>> START

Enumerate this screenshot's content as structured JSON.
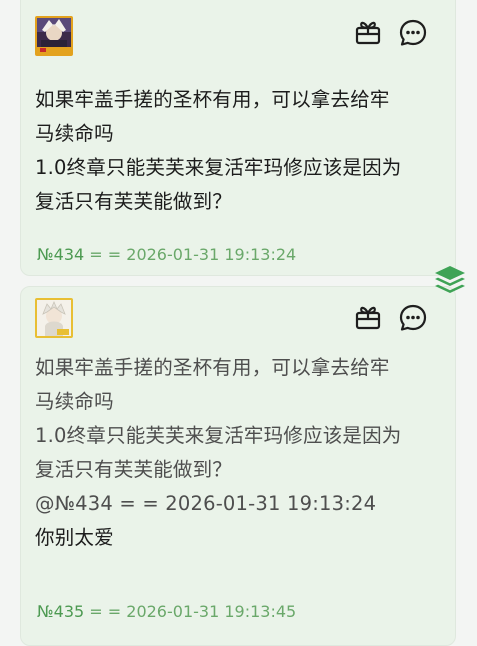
{
  "posts": [
    {
      "body_lines": [
        "如果牢盖手搓的圣杯有用，可以拿去给牢",
        "马续命吗",
        "1.0终章只能芙芙来复活牢玛修应该是因为",
        "复活只有芙芙能做到？"
      ],
      "post_id": "№434",
      "meta_sep": " = = ",
      "timestamp": "2026-01-31 19:13:24"
    },
    {
      "body_lines": [
        "如果牢盖手搓的圣杯有用，可以拿去给牢",
        "马续命吗",
        "1.0终章只能芙芙来复活牢玛修应该是因为",
        "复活只有芙芙能做到？"
      ],
      "quote_ref": "@№434 = = 2026-01-31 19:13:24",
      "reply": "你别太爱",
      "post_id": "№435",
      "meta_sep": " = = ",
      "timestamp": "2026-01-31 19:13:45"
    }
  ],
  "icons": {
    "gift": "gift-box-icon",
    "comment": "comment-bubble-icon",
    "layers": "layers-icon"
  },
  "colors": {
    "card_bg": "#eaf3e9",
    "page_bg": "#f3f5f3",
    "meta_green": "#6aa86a",
    "layers_green": "#3fa356"
  }
}
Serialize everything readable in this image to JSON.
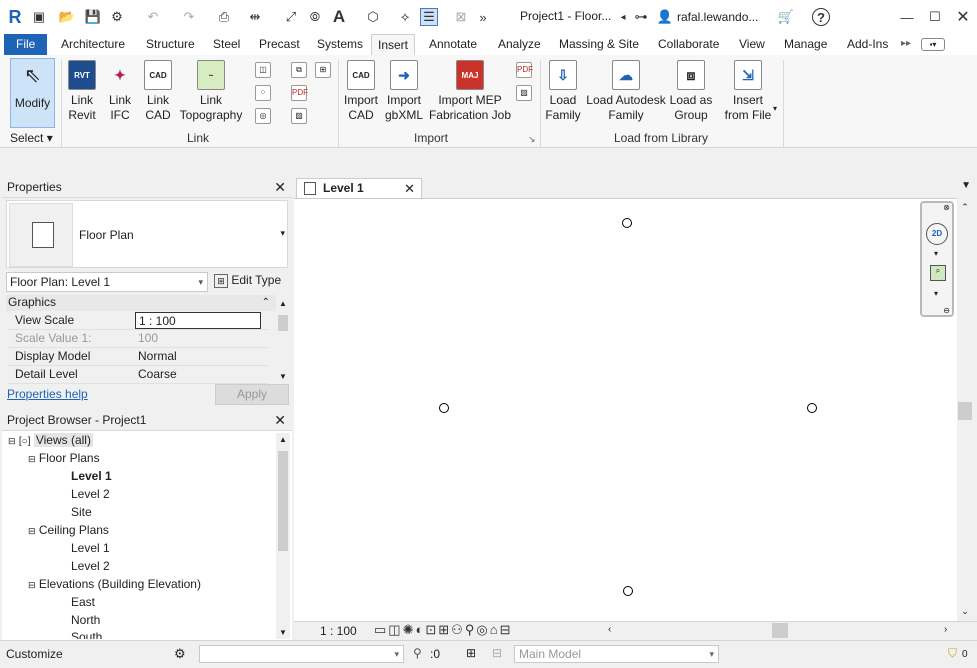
{
  "app": {
    "title": "Project1 - Floor...",
    "user": "rafal.lewando..."
  },
  "ribbon_tabs": [
    "File",
    "Architecture",
    "Structure",
    "Steel",
    "Precast",
    "Systems",
    "Insert",
    "Annotate",
    "Analyze",
    "Massing & Site",
    "Collaborate",
    "View",
    "Manage",
    "Add-Ins"
  ],
  "ribbon": {
    "modify": "Modify",
    "select": "Select",
    "link_revit": [
      "Link",
      "Revit"
    ],
    "link_ifc": [
      "Link",
      "IFC"
    ],
    "link_cad": [
      "Link",
      "CAD"
    ],
    "link_topo": [
      "Link",
      "Topography"
    ],
    "import_cad": [
      "Import",
      "CAD"
    ],
    "import_gbxml": [
      "Import",
      "gbXML"
    ],
    "import_mep": [
      "Import MEP",
      "Fabrication Job"
    ],
    "load_family": [
      "Load",
      "Family"
    ],
    "load_autodesk": [
      "Load Autodesk",
      "Family"
    ],
    "load_group": [
      "Load as",
      "Group"
    ],
    "insert_file": [
      "Insert",
      "from File"
    ],
    "panel_link": "Link",
    "panel_import": "Import",
    "panel_library": "Load from Library"
  },
  "properties": {
    "header": "Properties",
    "type_name": "Floor Plan",
    "instance": "Floor Plan: Level 1",
    "edit_type": "Edit Type",
    "section": "Graphics",
    "rows": [
      {
        "k": "View Scale",
        "v": "1 : 100"
      },
      {
        "k": "Scale Value    1:",
        "v": "100"
      },
      {
        "k": "Display Model",
        "v": "Normal"
      },
      {
        "k": "Detail Level",
        "v": "Coarse"
      }
    ],
    "help": "Properties help",
    "apply": "Apply"
  },
  "browser": {
    "header": "Project Browser - Project1",
    "items": [
      {
        "t": "Views (all)"
      },
      {
        "t": "Floor Plans"
      },
      {
        "t": "Level 1"
      },
      {
        "t": "Level 2"
      },
      {
        "t": "Site"
      },
      {
        "t": "Ceiling Plans"
      },
      {
        "t": "Level 1"
      },
      {
        "t": "Level 2"
      },
      {
        "t": "Elevations (Building Elevation)"
      },
      {
        "t": "East"
      },
      {
        "t": "North"
      },
      {
        "t": "South"
      }
    ]
  },
  "view": {
    "tab": "Level 1",
    "scale": "1 : 100"
  },
  "status": {
    "text": "Customize",
    "zero": ":0",
    "model": "Main Model",
    "filter": "0"
  }
}
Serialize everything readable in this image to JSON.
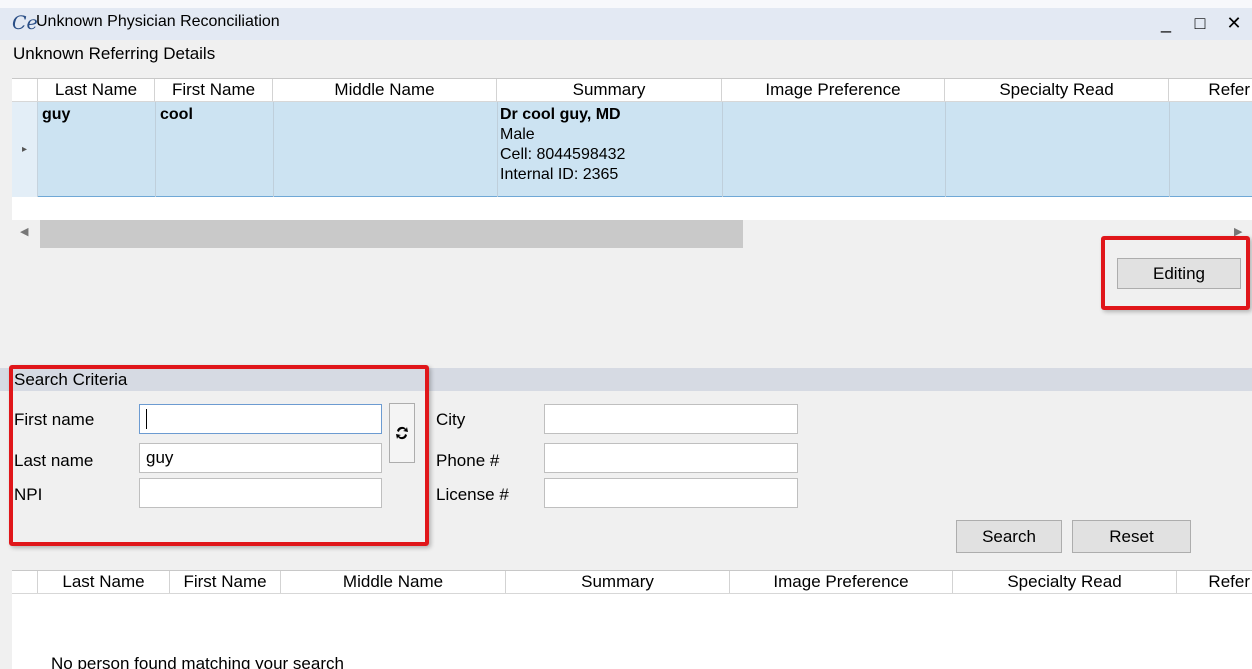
{
  "window": {
    "title": "Unknown Physician Reconciliation",
    "app_icon": "Ce",
    "minimize_label": "_",
    "maximize_label": "□",
    "close_label": "✕"
  },
  "top_section": {
    "label": "Unknown Referring Details",
    "columns": [
      "Last Name",
      "First Name",
      "Middle Name",
      "Summary",
      "Image Preference",
      "Specialty Read",
      "Refer"
    ],
    "row": {
      "last_name": "guy",
      "first_name": "cool",
      "middle_name": "",
      "summary": {
        "line1": "Dr cool guy, MD",
        "line2": "Male",
        "line3": "Cell: 8044598432",
        "line4": "Internal ID: 2365"
      },
      "image_preference": "",
      "specialty_read": ""
    },
    "editing_button": "Editing"
  },
  "search_criteria": {
    "label": "Search Criteria",
    "first_name_label": "First name",
    "first_name_value": "",
    "last_name_label": "Last name",
    "last_name_value": "guy",
    "npi_label": "NPI",
    "npi_value": "",
    "city_label": "City",
    "city_value": "",
    "phone_label": "Phone #",
    "phone_value": "",
    "license_label": "License #",
    "license_value": "",
    "search_button": "Search",
    "reset_button": "Reset",
    "swap_icon": "swap-arrows-icon"
  },
  "results": {
    "columns": [
      "Last Name",
      "First Name",
      "Middle Name",
      "Summary",
      "Image Preference",
      "Specialty Read",
      "Refer"
    ],
    "empty_message": "No person found matching your search"
  },
  "colors": {
    "highlight_box": "#e0161a",
    "selected_row": "#cce3f2",
    "titlebar": "#e3e9f3"
  }
}
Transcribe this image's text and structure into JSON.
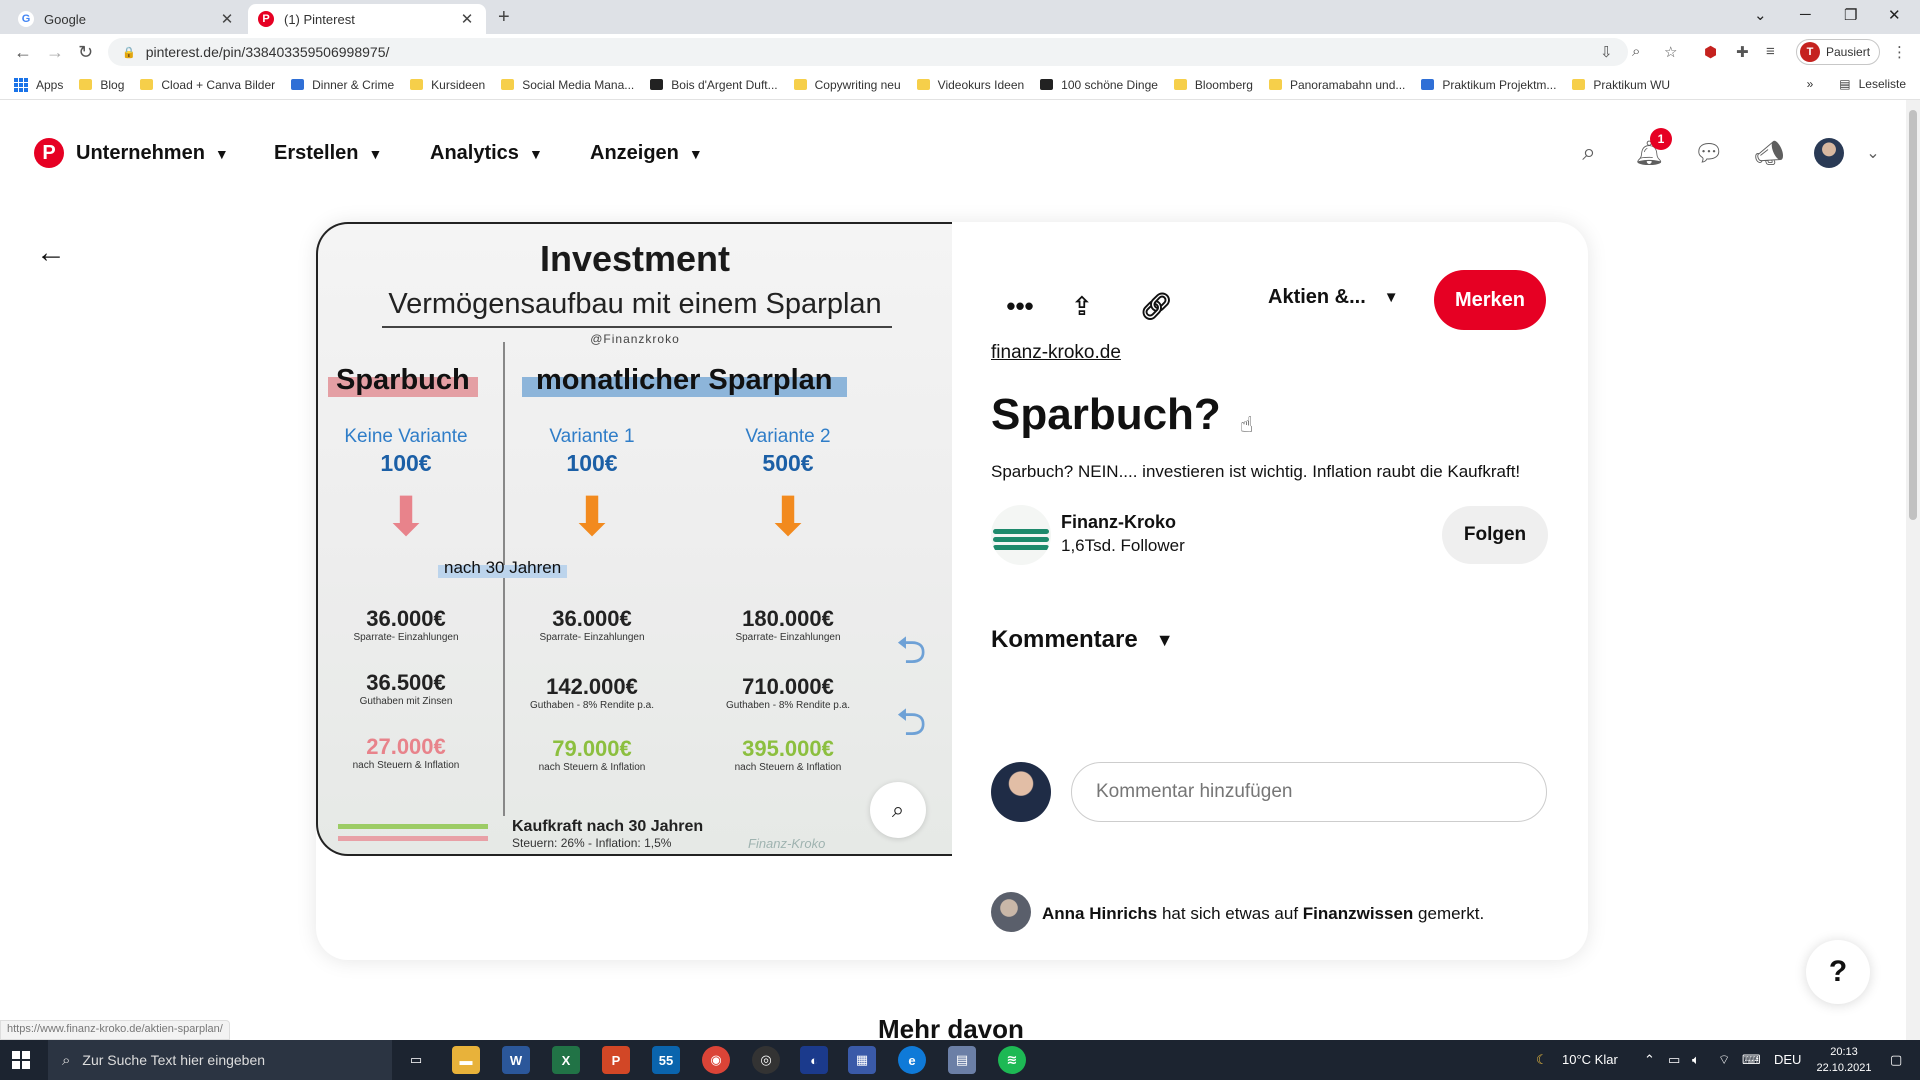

>> END

• [WHAT THIS TASK INVOLVES]: Extract all lines from the data in which "text" is found.

• [SOLUTION FOR THIS EXERCISE]:
    "text": "Customize",
Transcribe this image's text and structure into JSON.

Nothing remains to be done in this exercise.